**DESCRIPTION OF THE TASK**:
The records below must be retyped exactly.
· · ·
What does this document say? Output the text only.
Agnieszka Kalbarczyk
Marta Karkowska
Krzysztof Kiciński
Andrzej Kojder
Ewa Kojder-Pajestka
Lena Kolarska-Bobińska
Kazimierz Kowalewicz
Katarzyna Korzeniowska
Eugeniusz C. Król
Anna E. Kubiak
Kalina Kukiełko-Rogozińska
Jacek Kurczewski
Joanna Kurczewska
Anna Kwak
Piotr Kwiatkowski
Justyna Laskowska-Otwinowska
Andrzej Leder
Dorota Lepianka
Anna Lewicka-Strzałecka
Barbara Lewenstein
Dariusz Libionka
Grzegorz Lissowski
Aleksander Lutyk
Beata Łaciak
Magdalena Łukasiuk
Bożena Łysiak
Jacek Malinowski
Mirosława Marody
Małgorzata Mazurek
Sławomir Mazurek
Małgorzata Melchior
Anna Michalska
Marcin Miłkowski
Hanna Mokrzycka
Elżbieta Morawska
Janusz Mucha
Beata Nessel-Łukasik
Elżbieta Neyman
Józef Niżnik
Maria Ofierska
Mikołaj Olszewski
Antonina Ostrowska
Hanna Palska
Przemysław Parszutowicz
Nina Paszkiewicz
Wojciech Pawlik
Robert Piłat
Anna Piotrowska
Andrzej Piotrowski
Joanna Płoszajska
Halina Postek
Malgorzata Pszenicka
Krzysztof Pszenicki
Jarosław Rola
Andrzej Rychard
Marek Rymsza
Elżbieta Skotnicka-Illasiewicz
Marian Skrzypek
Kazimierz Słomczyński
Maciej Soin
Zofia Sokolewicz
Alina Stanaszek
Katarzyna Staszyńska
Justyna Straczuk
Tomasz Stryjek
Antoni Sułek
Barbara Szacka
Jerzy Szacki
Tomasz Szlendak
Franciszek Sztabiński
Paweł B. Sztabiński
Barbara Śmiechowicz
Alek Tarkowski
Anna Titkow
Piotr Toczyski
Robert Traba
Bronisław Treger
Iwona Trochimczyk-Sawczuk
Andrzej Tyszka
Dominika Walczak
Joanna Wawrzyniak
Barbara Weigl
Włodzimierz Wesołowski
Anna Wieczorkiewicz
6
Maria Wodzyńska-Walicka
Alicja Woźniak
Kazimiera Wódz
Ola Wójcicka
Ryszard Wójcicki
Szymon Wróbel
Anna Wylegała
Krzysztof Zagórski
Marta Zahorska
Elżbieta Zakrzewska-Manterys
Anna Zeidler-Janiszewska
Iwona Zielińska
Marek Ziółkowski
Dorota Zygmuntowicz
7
· · ·
**RESPONSE TO THIS TASK**:
What does this document say? Output the text only.
Agnieszka Kalbarczyk
Marta Karkowska
Krzysztof Kiciński
Andrzej Kojder
Ewa Kojder-Pajestka
Lena Kolarska-Bobińska
Kazimierz Kowalewicz
Katarzyna Korzeniowska
Eugeniusz C. Król
Anna E. Kubiak
Kalina Kukiełko-Rogozińska
Jacek Kurczewski
Joanna Kurczewska
Anna Kwak
Piotr Kwiatkowski
Justyna Laskowska-Otwinowska
Andrzej Leder
Dorota Lepianka
Anna Lewicka-Strzałecka
Barbara Lewenstein
Dariusz Libionka
Grzegorz Lissowski
Aleksander Lutyk
Beata Łaciak
Magdalena Łukasiuk
Bożena Łysiak
Jacek Malinowski
Mirosława Marody
Małgorzata Mazurek
Sławomir Mazurek
Małgorzata Melchior
Anna Michalska
Marcin Miłkowski
Hanna Mokrzycka
Elżbieta Morawska
Janusz Mucha
Beata Nessel-Łukasik
Elżbieta Neyman
Józef Niżnik
Maria Ofierska
Mikołaj Olszewski
Antonina Ostrowska
Hanna Palska
Przemysław Parszutowicz
Nina Paszkiewicz
Wojciech Pawlik
Robert Piłat
Anna Piotrowska
Andrzej Piotrowski
Joanna Płoszajska
Halina Postek
Malgorzata Pszenicka
Krzysztof Pszenicki
Jarosław Rola
Andrzej Rychard
Marek Rymsza
Elżbieta Skotnicka-Illasiewicz
Marian Skrzypek
Kazimierz Słomczyński
Maciej Soin
Zofia Sokolewicz
Alina Stanaszek
Katarzyna Staszyńska
Justyna Straczuk
Tomasz Stryjek
Antoni Sułek
Barbara Szacka
Jerzy Szacki
Tomasz Szlendak
Franciszek Sztabiński
Paweł B. Sztabiński
Barbara Śmiechowicz
Alek Tarkowski
Anna Titkow
Piotr Toczyski
Robert Traba
Bronisław Treger
Iwona Trochimczyk-Sawczuk
Andrzej Tyszka
Dominika Walczak
Joanna Wawrzyniak
Barbara Weigl
Włodzimierz Wesołowski
Anna Wieczorkiewicz
6
Maria Wodzyńska-Walicka
Alicja Woźniak
Kazimiera Wódz
Ola Wójcicka
Ryszard Wójcicki
Szymon Wróbel
Anna Wylegała
Krzysztof Zagórski
Marta Zahorska
Elżbieta Zakrzewska-Manterys
Anna Zeidler-Janiszewska
Iwona Zielińska
Marek Ziółkowski
Dorota Zygmuntowicz
7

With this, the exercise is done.